### Written request
Search the material for the string "arcsec" and copy each line where it occurs.

■ ■ ■ ■

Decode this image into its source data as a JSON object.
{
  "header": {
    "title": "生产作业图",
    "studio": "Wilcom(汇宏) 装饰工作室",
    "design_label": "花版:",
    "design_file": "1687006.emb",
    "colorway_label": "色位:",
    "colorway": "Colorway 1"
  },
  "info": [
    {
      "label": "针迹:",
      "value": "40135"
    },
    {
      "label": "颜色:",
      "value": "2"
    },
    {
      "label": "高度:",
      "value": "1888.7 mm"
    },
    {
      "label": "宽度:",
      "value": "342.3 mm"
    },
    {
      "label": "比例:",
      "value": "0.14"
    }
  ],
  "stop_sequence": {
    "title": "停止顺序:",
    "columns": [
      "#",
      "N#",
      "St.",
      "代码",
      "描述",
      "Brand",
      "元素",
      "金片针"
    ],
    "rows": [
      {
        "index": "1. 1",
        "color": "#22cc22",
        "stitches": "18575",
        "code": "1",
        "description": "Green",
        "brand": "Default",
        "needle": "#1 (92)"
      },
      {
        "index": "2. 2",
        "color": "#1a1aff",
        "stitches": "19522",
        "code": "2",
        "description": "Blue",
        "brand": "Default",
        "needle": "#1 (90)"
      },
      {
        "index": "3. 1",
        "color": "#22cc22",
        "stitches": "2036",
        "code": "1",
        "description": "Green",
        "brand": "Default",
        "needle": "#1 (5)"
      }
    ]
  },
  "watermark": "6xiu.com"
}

■ ■ ■ ■

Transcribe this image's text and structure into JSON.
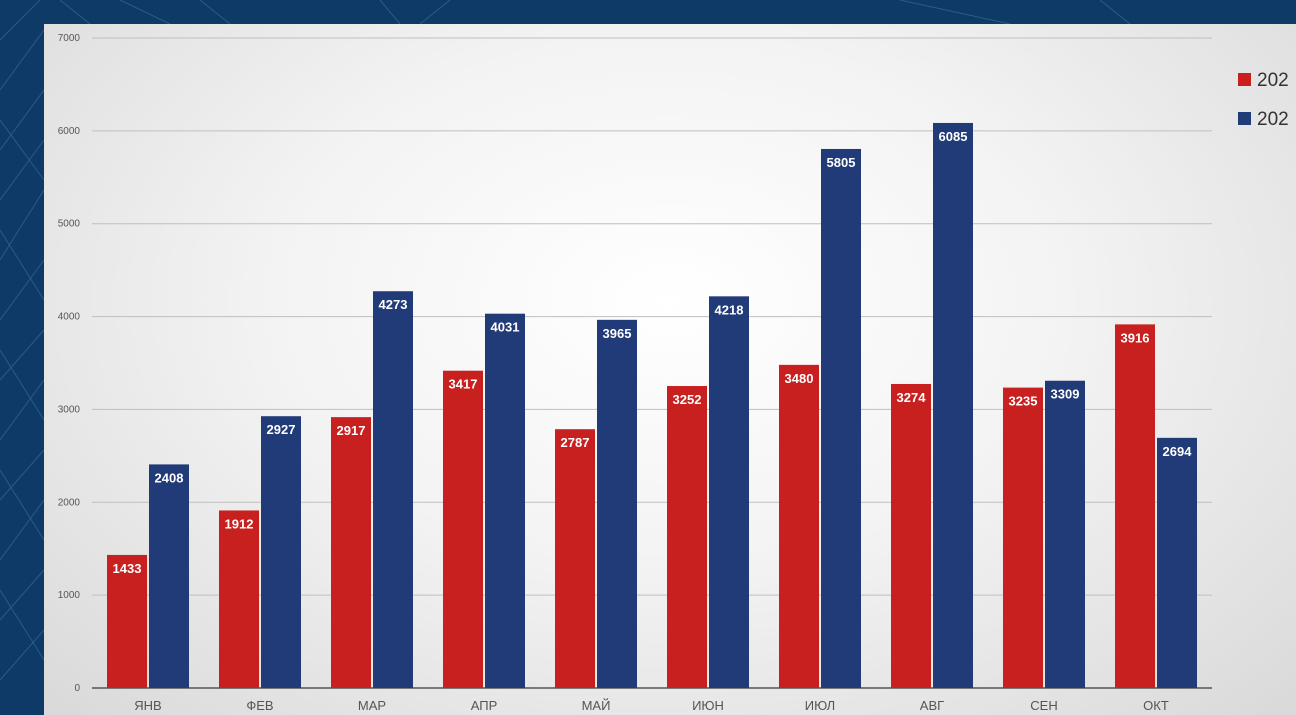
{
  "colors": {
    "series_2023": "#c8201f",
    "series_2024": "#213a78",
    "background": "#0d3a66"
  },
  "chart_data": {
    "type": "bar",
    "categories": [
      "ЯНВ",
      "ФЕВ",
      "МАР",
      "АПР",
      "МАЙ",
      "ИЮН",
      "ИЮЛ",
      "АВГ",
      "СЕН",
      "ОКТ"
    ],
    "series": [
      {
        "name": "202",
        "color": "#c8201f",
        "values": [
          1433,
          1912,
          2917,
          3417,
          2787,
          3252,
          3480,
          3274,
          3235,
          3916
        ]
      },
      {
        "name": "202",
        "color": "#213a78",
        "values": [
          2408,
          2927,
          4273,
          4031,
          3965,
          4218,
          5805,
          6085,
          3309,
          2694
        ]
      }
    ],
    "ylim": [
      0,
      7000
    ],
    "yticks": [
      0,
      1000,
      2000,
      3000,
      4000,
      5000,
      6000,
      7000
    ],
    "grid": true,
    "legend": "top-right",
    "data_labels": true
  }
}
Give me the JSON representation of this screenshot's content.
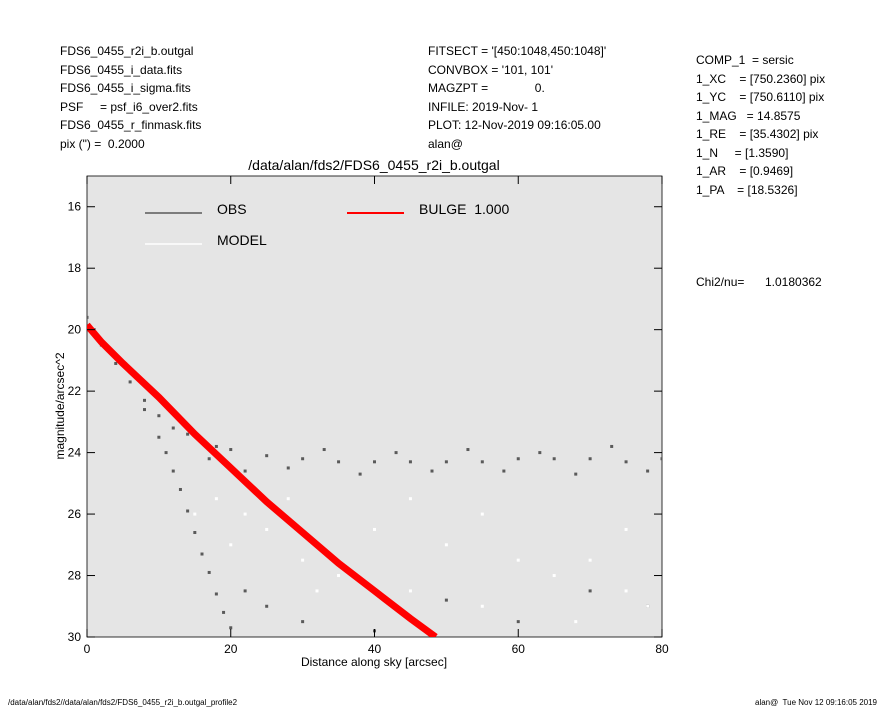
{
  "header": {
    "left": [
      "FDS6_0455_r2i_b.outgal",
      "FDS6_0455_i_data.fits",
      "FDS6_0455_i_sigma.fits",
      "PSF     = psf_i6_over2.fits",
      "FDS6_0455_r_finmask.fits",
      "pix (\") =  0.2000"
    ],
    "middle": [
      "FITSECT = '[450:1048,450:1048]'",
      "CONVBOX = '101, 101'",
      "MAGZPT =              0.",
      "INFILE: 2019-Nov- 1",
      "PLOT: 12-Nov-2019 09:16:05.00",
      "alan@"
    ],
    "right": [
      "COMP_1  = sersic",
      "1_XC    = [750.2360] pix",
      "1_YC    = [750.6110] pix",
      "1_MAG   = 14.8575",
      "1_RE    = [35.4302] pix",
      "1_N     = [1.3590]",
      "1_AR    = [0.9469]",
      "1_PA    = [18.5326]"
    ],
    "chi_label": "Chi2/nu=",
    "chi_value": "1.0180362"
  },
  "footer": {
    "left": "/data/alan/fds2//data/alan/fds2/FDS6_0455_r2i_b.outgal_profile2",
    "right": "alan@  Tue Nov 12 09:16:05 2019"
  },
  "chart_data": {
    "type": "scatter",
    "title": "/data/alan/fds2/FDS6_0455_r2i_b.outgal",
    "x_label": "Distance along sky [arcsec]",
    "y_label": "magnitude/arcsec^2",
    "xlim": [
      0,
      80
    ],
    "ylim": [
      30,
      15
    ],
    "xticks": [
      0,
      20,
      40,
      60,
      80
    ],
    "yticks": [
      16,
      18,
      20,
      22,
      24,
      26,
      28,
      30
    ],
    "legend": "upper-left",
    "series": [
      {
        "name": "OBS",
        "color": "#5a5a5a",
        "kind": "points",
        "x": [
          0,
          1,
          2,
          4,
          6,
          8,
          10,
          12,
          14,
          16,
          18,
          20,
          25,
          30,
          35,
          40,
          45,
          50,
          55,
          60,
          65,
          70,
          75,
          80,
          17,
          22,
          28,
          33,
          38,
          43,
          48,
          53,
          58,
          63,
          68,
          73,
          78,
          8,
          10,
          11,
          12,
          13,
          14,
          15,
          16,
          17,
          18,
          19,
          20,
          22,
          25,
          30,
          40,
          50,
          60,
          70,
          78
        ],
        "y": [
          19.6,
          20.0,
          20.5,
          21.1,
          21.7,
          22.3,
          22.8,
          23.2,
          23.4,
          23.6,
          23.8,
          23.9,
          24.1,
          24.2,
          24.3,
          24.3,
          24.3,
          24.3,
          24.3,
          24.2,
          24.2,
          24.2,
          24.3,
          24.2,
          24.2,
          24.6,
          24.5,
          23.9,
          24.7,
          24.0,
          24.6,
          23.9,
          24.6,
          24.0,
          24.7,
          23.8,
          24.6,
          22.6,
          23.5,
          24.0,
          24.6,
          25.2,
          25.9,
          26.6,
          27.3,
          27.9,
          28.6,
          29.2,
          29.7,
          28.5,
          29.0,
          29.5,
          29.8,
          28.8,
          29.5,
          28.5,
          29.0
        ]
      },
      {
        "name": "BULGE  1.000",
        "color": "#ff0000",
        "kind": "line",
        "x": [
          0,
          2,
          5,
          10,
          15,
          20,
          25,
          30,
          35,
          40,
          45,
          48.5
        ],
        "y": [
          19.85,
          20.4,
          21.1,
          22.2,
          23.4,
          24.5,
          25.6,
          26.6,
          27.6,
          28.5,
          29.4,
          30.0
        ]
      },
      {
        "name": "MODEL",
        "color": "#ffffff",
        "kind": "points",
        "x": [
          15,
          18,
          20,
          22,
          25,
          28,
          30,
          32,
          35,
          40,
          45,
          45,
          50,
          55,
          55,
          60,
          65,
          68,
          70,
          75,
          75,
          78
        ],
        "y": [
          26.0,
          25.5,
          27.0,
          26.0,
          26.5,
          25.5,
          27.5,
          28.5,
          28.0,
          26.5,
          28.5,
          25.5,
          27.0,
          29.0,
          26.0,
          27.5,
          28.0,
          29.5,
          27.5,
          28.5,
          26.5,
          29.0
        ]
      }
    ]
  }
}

■ ■ ■ ■

### Exercise response
    "x_label": "Distance along sky [arcsec]",
    "y_label": "magnitude/arcsec^2",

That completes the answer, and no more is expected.